▶ **DATA SHOWN**
=======

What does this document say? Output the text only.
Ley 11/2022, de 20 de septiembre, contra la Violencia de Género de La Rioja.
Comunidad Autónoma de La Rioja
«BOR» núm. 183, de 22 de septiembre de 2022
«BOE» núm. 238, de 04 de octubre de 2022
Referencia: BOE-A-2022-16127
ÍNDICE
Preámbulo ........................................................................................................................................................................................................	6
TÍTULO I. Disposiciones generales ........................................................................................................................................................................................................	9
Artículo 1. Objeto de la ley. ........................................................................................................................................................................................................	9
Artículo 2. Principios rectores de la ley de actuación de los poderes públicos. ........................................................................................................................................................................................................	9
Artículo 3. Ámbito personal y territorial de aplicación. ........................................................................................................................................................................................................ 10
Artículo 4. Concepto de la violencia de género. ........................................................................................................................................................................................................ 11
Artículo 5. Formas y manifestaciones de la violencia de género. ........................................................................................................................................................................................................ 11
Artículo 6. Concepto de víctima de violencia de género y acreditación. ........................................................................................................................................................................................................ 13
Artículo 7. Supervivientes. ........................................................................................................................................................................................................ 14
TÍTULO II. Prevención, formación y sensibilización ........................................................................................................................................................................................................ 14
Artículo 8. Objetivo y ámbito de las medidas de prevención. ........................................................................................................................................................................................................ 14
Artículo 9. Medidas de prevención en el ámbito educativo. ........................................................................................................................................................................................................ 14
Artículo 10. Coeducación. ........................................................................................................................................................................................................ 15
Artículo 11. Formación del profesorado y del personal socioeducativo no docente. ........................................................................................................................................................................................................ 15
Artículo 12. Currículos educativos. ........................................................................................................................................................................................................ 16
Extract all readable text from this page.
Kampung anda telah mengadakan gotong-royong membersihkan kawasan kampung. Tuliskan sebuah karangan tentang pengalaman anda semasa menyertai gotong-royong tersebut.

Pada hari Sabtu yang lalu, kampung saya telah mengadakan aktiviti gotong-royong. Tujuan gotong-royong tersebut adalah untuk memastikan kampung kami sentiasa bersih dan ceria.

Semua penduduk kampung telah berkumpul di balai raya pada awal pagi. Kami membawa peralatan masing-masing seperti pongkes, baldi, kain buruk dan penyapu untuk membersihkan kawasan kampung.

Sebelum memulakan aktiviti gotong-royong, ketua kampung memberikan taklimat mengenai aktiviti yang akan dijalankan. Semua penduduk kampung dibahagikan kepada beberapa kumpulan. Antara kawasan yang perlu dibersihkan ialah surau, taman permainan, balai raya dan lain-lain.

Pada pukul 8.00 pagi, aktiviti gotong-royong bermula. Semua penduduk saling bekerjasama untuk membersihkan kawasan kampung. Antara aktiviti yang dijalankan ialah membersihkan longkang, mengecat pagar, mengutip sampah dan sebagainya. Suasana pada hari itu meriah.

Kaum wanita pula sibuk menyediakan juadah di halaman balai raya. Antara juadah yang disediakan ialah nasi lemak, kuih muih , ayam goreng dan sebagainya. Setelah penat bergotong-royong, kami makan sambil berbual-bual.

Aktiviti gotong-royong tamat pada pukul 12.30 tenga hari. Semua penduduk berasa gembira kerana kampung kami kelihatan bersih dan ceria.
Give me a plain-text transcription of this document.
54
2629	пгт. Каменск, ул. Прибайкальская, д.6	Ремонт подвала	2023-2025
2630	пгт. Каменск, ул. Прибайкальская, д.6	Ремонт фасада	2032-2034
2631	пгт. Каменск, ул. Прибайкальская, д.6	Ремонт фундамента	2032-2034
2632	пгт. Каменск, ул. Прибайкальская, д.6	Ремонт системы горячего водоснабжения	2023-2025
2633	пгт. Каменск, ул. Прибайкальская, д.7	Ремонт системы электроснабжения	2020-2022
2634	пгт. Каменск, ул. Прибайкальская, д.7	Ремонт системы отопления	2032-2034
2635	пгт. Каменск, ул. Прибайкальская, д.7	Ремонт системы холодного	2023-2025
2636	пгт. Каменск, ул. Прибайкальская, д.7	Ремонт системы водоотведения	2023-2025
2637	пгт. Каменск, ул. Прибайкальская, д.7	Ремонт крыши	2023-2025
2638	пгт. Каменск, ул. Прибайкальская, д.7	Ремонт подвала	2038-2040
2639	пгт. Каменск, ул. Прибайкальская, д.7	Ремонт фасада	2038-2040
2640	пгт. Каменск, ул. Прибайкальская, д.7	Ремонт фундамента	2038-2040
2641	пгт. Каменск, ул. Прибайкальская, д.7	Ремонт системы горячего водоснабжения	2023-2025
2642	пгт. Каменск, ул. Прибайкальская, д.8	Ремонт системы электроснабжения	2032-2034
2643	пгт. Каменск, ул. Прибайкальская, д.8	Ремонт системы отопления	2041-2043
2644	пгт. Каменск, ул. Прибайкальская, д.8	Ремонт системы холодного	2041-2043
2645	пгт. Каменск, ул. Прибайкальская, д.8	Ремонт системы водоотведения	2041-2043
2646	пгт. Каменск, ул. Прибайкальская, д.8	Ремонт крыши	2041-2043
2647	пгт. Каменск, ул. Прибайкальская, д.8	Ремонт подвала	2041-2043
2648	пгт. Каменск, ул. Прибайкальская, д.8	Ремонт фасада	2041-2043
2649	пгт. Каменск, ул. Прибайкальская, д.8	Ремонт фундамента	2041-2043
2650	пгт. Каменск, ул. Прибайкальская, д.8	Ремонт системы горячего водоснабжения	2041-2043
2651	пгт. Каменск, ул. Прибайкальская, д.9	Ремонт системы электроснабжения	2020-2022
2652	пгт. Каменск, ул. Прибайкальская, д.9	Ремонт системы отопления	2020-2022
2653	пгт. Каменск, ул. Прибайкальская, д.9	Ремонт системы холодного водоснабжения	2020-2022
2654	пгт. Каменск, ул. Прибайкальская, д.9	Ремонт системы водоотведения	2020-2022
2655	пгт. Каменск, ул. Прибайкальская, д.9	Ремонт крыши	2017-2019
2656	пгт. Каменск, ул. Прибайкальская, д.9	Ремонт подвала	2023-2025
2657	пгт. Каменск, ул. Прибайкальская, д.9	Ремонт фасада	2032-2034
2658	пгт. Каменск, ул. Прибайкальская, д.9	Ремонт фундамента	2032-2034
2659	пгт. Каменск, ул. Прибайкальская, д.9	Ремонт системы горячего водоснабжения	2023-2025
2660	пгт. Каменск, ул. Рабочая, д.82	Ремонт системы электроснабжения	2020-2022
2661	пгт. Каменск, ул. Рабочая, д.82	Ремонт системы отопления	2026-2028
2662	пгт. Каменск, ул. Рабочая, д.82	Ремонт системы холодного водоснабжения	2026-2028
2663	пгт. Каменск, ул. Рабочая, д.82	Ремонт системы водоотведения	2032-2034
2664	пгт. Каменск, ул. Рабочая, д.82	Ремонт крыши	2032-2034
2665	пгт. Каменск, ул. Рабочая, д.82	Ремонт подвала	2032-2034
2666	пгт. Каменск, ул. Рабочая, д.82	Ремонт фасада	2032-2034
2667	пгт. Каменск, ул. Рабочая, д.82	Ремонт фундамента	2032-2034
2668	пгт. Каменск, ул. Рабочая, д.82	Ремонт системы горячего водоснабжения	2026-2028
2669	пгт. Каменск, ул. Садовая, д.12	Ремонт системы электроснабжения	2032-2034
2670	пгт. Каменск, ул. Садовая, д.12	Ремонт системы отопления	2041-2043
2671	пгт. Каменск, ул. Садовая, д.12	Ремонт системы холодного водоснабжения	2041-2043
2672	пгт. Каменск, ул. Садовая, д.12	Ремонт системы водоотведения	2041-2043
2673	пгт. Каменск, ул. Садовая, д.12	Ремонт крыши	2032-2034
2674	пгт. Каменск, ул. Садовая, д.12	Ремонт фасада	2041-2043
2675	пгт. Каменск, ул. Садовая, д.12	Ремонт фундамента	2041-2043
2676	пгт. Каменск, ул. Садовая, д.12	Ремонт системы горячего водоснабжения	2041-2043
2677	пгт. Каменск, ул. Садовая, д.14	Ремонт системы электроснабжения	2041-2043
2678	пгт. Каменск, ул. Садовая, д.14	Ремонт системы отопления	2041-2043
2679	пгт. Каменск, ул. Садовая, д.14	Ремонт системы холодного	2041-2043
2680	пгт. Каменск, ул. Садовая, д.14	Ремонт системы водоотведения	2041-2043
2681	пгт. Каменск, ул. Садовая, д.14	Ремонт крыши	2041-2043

=======

▶ **STATED GOAL**
Gather up every line from the listing above in which the word "Semua" occurs.

▶ **ANSWER FOR THIS EXERCISE**
Semua penduduk kampung telah berkumpul di balai raya pada awal pagi. Kami membawa peralatan masing-masing seperti pongkes, baldi, kain buruk dan penyapu untuk membersihkan kawasan kampung.
Sebelum memulakan aktiviti gotong-royong, ketua kampung memberikan taklimat mengenai aktiviti yang akan dijalankan. Semua penduduk kampung dibahagikan kepada beberapa kumpulan. Antara kawasan yang perlu dibersihkan ialah surau, taman permainan, balai raya dan lain-lain.
Pada pukul 8.00 pagi, aktiviti gotong-royong bermula. Semua penduduk saling bekerjasama untuk membersihkan kawasan kampung. Antara aktiviti yang dijalankan ialah membersihkan longkang, mengecat pagar, mengutip sampah dan sebagainya. Suasana pada hari itu meriah.
Aktiviti gotong-royong tamat pada pukul 12.30 tenga hari. Semua penduduk berasa gembira kerana kampung kami kelihatan bersih dan ceria.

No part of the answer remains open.